BEGIN SOURCE MATERIAL

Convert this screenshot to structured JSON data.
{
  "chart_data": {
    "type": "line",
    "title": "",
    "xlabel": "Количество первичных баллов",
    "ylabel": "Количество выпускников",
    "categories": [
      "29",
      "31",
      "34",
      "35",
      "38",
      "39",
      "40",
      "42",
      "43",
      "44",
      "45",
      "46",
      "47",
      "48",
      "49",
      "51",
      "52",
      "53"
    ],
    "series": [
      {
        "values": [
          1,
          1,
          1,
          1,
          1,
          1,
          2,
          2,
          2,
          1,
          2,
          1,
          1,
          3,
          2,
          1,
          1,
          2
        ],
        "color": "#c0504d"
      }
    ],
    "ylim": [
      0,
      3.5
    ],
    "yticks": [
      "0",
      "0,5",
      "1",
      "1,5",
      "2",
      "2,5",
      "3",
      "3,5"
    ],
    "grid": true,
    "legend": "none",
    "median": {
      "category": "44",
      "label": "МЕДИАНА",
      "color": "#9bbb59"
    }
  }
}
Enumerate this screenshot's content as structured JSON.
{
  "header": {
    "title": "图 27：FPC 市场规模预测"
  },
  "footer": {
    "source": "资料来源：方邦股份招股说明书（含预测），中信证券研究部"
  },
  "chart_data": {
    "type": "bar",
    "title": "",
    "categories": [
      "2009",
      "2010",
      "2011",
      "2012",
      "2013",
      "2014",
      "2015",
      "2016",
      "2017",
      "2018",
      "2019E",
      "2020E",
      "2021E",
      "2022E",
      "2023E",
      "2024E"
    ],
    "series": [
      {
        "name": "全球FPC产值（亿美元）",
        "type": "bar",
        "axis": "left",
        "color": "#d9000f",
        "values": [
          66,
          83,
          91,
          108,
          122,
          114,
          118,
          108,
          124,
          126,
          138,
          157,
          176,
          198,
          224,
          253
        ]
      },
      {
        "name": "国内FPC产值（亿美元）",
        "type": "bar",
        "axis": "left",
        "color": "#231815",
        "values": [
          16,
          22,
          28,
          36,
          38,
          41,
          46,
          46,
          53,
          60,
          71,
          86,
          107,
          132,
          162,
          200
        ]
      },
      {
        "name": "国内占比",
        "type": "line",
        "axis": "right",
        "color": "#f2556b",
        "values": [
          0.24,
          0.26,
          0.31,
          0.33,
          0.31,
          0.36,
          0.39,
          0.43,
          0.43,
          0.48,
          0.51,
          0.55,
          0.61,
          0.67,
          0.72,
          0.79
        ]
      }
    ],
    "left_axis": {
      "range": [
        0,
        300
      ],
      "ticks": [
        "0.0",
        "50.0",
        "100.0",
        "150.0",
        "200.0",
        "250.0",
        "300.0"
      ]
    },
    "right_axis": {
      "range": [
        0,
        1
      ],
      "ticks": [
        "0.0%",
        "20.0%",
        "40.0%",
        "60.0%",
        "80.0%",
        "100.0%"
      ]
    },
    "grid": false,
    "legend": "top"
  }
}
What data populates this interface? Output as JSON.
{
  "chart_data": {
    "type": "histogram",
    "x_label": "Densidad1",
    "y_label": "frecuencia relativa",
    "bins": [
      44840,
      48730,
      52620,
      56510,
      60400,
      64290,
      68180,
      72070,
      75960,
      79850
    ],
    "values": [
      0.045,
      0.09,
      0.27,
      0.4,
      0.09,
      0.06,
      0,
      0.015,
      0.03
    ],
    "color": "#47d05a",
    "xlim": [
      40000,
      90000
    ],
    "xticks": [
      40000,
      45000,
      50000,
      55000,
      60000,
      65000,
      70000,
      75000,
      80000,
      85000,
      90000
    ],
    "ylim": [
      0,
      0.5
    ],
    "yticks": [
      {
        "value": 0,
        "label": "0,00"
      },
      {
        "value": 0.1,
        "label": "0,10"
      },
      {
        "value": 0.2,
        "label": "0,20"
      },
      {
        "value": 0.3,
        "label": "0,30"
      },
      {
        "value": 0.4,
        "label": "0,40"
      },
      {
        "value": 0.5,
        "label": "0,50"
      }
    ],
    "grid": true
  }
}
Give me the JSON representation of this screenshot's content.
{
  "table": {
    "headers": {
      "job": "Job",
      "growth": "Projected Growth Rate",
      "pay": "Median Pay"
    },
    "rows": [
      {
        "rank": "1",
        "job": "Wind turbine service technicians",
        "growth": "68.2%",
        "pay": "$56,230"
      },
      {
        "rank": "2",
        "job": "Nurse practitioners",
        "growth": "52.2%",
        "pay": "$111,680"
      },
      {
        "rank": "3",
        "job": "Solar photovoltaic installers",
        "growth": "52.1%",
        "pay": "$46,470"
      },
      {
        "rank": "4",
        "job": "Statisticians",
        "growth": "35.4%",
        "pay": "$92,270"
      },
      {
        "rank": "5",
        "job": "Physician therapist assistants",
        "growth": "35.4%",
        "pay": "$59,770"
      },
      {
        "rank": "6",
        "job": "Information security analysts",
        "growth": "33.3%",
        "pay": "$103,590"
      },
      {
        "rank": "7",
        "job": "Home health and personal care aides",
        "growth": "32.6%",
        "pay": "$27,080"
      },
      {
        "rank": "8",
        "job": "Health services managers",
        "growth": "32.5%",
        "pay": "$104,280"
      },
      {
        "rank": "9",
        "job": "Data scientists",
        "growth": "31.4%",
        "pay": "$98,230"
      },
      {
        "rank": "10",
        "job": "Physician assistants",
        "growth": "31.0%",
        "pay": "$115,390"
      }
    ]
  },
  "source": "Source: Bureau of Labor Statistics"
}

END SOURCE MATERIAL

◆ OBJECTIVE: Each entry must be reproduced verbatim.

◆ TASK SOLUTION:
Convert this screenshot to structured JSON data.
{
  "chart_data": {
    "type": "line",
    "title": "",
    "xlabel": "Количество первичных баллов",
    "ylabel": "Количество выпускников",
    "categories": [
      "29",
      "31",
      "34",
      "35",
      "38",
      "39",
      "40",
      "42",
      "43",
      "44",
      "45",
      "46",
      "47",
      "48",
      "49",
      "51",
      "52",
      "53"
    ],
    "series": [
      {
        "values": [
          1,
          1,
          1,
          1,
          1,
          1,
          2,
          2,
          2,
          1,
          2,
          1,
          1,
          3,
          2,
          1,
          1,
          2
        ],
        "color": "#c0504d"
      }
    ],
    "ylim": [
      0,
      3.5
    ],
    "yticks": [
      "0",
      "0,5",
      "1",
      "1,5",
      "2",
      "2,5",
      "3",
      "3,5"
    ],
    "grid": true,
    "legend": "none",
    "median": {
      "category": "44",
      "label": "МЕДИАНА",
      "color": "#9bbb59"
    }
  }
}
Enumerate this screenshot's content as structured JSON.
{
  "header": {
    "title": "图 27：FPC 市场规模预测"
  },
  "footer": {
    "source": "资料来源：方邦股份招股说明书（含预测），中信证券研究部"
  },
  "chart_data": {
    "type": "bar",
    "title": "",
    "categories": [
      "2009",
      "2010",
      "2011",
      "2012",
      "2013",
      "2014",
      "2015",
      "2016",
      "2017",
      "2018",
      "2019E",
      "2020E",
      "2021E",
      "2022E",
      "2023E",
      "2024E"
    ],
    "series": [
      {
        "name": "全球FPC产值（亿美元）",
        "type": "bar",
        "axis": "left",
        "color": "#d9000f",
        "values": [
          66,
          83,
          91,
          108,
          122,
          114,
          118,
          108,
          124,
          126,
          138,
          157,
          176,
          198,
          224,
          253
        ]
      },
      {
        "name": "国内FPC产值（亿美元）",
        "type": "bar",
        "axis": "left",
        "color": "#231815",
        "values": [
          16,
          22,
          28,
          36,
          38,
          41,
          46,
          46,
          53,
          60,
          71,
          86,
          107,
          132,
          162,
          200
        ]
      },
      {
        "name": "国内占比",
        "type": "line",
        "axis": "right",
        "color": "#f2556b",
        "values": [
          0.24,
          0.26,
          0.31,
          0.33,
          0.31,
          0.36,
          0.39,
          0.43,
          0.43,
          0.48,
          0.51,
          0.55,
          0.61,
          0.67,
          0.72,
          0.79
        ]
      }
    ],
    "left_axis": {
      "range": [
        0,
        300
      ],
      "ticks": [
        "0.0",
        "50.0",
        "100.0",
        "150.0",
        "200.0",
        "250.0",
        "300.0"
      ]
    },
    "right_axis": {
      "range": [
        0,
        1
      ],
      "ticks": [
        "0.0%",
        "20.0%",
        "40.0%",
        "60.0%",
        "80.0%",
        "100.0%"
      ]
    },
    "grid": false,
    "legend": "top"
  }
}
What data populates this interface? Output as JSON.
{
  "chart_data": {
    "type": "histogram",
    "x_label": "Densidad1",
    "y_label": "frecuencia relativa",
    "bins": [
      44840,
      48730,
      52620,
      56510,
      60400,
      64290,
      68180,
      72070,
      75960,
      79850
    ],
    "values": [
      0.045,
      0.09,
      0.27,
      0.4,
      0.09,
      0.06,
      0,
      0.015,
      0.03
    ],
    "color": "#47d05a",
    "xlim": [
      40000,
      90000
    ],
    "xticks": [
      40000,
      45000,
      50000,
      55000,
      60000,
      65000,
      70000,
      75000,
      80000,
      85000,
      90000
    ],
    "ylim": [
      0,
      0.5
    ],
    "yticks": [
      {
        "value": 0,
        "label": "0,00"
      },
      {
        "value": 0.1,
        "label": "0,10"
      },
      {
        "value": 0.2,
        "label": "0,20"
      },
      {
        "value": 0.3,
        "label": "0,30"
      },
      {
        "value": 0.4,
        "label": "0,40"
      },
      {
        "value": 0.5,
        "label": "0,50"
      }
    ],
    "grid": true
  }
}
Give me the JSON representation of this screenshot's content.
{
  "table": {
    "headers": {
      "job": "Job",
      "growth": "Projected Growth Rate",
      "pay": "Median Pay"
    },
    "rows": [
      {
        "rank": "1",
        "job": "Wind turbine service technicians",
        "growth": "68.2%",
        "pay": "$56,230"
      },
      {
        "rank": "2",
        "job": "Nurse practitioners",
        "growth": "52.2%",
        "pay": "$111,680"
      },
      {
        "rank": "3",
        "job": "Solar photovoltaic installers",
        "growth": "52.1%",
        "pay": "$46,470"
      },
      {
        "rank": "4",
        "job": "Statisticians",
        "growth": "35.4%",
        "pay": "$92,270"
      },
      {
        "rank": "5",
        "job": "Physician therapist assistants",
        "growth": "35.4%",
        "pay": "$59,770"
      },
      {
        "rank": "6",
        "job": "Information security analysts",
        "growth": "33.3%",
        "pay": "$103,590"
      },
      {
        "rank": "7",
        "job": "Home health and personal care aides",
        "growth": "32.6%",
        "pay": "$27,080"
      },
      {
        "rank": "8",
        "job": "Health services managers",
        "growth": "32.5%",
        "pay": "$104,280"
      },
      {
        "rank": "9",
        "job": "Data scientists",
        "growth": "31.4%",
        "pay": "$98,230"
      },
      {
        "rank": "10",
        "job": "Physician assistants",
        "growth": "31.0%",
        "pay": "$115,390"
      }
    ]
  },
  "source": "Source: Bureau of Labor Statistics"
}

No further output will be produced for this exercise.